[Rows from a dataset]

------------

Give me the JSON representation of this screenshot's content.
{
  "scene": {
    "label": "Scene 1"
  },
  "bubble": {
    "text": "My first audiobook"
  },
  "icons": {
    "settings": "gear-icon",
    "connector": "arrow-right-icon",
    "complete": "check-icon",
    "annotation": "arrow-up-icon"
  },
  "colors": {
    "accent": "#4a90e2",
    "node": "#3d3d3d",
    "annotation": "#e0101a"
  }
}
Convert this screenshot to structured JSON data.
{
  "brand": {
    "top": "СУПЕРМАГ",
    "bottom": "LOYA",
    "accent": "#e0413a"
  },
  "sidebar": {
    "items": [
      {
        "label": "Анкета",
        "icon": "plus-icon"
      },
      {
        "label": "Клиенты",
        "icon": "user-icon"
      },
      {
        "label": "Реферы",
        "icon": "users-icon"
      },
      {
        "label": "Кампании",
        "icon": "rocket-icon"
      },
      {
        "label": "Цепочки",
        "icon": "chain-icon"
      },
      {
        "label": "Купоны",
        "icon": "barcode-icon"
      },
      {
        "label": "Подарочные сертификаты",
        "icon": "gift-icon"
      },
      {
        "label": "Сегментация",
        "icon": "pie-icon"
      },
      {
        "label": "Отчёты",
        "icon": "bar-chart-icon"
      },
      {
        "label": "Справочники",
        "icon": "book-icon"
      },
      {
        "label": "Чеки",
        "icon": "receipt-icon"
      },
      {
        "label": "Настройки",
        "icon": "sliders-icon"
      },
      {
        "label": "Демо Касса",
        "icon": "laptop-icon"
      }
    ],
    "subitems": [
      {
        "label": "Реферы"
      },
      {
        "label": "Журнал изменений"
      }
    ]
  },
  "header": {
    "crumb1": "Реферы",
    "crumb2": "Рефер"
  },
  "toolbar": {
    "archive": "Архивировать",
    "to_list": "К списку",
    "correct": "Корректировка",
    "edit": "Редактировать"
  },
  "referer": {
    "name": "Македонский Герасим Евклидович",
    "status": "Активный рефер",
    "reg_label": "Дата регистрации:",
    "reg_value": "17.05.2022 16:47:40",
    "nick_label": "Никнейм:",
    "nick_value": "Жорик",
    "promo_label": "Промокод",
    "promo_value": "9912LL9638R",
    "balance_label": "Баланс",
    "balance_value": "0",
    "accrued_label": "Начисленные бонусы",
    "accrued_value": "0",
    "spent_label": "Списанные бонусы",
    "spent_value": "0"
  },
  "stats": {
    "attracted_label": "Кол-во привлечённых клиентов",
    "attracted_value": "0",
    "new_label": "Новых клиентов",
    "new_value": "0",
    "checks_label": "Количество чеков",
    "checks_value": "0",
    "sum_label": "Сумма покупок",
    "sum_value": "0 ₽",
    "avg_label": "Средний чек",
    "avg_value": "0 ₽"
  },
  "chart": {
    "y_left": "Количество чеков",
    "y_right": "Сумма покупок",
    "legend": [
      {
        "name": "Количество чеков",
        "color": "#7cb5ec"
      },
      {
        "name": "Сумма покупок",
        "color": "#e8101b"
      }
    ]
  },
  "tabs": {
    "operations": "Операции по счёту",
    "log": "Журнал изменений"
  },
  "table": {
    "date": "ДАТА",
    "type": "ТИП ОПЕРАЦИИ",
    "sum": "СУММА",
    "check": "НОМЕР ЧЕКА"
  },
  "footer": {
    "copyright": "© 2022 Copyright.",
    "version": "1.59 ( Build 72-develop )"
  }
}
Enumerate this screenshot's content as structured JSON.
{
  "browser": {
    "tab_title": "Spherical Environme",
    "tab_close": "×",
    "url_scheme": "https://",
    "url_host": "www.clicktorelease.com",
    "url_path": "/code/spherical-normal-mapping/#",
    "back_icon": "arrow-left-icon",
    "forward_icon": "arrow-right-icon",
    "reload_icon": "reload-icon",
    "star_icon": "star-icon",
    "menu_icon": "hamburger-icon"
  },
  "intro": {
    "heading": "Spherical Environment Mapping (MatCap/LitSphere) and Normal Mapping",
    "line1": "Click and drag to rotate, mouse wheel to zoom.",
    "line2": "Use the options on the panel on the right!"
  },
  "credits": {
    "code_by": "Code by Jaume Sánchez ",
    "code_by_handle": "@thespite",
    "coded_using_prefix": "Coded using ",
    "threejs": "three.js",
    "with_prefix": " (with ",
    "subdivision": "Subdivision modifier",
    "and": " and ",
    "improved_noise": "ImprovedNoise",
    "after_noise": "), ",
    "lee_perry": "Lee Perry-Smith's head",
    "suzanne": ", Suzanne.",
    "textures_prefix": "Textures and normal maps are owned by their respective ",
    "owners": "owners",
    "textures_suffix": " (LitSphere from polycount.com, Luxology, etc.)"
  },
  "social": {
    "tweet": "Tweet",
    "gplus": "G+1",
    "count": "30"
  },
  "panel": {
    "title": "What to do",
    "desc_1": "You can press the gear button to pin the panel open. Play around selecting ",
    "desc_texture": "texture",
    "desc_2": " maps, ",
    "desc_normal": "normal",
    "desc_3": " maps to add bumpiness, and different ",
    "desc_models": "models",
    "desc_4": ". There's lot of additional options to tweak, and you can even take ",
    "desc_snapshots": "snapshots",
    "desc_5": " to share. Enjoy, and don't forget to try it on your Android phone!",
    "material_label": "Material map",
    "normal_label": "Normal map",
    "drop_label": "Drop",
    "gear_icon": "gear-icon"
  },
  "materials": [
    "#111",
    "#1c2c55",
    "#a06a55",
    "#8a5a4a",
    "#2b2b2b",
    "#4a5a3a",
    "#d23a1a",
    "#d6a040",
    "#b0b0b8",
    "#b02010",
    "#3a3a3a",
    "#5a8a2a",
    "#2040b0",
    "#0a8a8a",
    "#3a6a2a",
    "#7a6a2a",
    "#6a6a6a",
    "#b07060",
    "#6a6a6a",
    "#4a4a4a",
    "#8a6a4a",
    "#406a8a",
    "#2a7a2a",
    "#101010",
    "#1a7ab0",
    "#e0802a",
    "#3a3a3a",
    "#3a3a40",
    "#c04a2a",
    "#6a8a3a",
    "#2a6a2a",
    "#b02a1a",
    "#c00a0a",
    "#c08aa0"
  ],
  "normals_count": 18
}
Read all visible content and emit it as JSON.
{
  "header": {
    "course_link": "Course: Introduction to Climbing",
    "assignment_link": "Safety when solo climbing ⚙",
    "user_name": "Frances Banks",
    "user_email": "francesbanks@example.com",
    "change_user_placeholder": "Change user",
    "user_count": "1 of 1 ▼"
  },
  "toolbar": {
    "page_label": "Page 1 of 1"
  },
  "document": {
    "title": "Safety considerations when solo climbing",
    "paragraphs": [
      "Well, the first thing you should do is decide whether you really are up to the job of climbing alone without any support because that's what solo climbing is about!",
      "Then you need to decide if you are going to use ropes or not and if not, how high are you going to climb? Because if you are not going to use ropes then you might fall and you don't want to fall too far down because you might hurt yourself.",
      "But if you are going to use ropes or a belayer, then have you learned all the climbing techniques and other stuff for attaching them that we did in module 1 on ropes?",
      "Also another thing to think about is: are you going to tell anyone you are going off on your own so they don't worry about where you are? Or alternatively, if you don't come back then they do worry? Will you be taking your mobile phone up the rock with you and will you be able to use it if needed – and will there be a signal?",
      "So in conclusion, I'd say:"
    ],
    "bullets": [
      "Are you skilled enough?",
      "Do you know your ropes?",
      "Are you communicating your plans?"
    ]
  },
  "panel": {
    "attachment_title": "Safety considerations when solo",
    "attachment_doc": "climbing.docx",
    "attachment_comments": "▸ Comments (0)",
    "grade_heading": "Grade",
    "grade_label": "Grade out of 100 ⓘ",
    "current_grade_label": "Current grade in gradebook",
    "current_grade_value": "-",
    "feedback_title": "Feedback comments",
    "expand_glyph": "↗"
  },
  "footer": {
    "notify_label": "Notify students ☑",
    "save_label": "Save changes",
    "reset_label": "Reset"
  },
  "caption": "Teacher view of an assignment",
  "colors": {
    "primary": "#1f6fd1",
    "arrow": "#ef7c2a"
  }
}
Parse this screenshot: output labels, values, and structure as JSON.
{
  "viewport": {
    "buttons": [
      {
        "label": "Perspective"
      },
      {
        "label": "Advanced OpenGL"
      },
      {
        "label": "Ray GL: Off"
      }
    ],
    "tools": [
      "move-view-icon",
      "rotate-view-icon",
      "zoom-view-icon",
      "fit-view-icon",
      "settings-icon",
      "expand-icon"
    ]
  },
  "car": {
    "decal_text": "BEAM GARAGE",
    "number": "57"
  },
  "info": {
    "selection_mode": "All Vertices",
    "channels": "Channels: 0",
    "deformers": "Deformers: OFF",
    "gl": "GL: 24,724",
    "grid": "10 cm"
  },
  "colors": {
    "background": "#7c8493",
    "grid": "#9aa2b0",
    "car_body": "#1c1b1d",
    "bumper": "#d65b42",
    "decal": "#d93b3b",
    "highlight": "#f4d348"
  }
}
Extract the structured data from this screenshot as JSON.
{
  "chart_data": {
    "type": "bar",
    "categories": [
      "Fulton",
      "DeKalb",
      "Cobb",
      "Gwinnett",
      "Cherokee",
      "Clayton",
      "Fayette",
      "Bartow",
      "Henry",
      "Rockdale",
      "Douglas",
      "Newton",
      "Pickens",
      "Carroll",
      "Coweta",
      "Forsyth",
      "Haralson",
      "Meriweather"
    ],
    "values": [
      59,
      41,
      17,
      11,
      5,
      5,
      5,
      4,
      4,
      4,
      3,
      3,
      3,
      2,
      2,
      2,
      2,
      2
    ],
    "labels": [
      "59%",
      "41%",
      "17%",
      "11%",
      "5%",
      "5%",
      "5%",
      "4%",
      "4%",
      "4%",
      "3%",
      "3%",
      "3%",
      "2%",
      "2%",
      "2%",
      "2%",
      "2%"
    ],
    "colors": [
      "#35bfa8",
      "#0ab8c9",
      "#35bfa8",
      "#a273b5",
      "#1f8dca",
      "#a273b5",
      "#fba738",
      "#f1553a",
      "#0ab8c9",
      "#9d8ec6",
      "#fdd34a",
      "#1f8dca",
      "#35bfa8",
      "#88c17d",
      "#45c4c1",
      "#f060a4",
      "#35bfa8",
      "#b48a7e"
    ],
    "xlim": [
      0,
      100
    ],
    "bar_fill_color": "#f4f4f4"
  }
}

------------

* GIVEN TASK
Find the word "first" in the entries, and copy every line it shows up in.

* COMPLETE OUTPUT
    "text": "My first audiobook"
      "Well, the first thing you should do is decide whether you really are up to the job of climbing alone without any support because that's what solo climbing is about!",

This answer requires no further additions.